Supplied data:
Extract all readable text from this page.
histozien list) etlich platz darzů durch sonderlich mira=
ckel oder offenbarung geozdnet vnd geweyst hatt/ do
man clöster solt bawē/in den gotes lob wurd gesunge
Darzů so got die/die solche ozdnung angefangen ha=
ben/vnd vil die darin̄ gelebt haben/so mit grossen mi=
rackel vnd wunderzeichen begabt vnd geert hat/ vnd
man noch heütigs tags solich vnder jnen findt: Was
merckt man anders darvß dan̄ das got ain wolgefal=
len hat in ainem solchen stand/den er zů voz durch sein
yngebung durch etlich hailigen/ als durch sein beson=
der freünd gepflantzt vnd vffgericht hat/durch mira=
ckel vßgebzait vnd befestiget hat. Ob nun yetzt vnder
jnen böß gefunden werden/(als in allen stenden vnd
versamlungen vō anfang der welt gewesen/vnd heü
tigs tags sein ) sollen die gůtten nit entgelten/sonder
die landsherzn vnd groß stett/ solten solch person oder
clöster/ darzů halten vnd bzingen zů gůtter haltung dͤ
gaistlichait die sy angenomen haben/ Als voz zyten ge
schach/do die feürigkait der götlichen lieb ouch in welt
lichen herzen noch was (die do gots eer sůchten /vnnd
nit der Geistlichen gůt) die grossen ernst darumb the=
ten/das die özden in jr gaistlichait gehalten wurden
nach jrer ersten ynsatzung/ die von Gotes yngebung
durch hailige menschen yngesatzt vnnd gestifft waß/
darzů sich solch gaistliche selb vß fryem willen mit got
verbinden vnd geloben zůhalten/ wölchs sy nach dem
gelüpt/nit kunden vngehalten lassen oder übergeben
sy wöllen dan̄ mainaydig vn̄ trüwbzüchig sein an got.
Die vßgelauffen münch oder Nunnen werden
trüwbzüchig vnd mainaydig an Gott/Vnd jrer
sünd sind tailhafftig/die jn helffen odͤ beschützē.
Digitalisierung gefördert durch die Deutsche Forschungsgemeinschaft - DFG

Requirement: Which lines of the listing above hold the word "mainaydig"? Copy each of them.

Task result:
sy wöllen dan̄ mainaydig vn̄ trüwbzüchig sein an got.
trüwbzüchig vnd mainaydig an Gott/Vnd jrer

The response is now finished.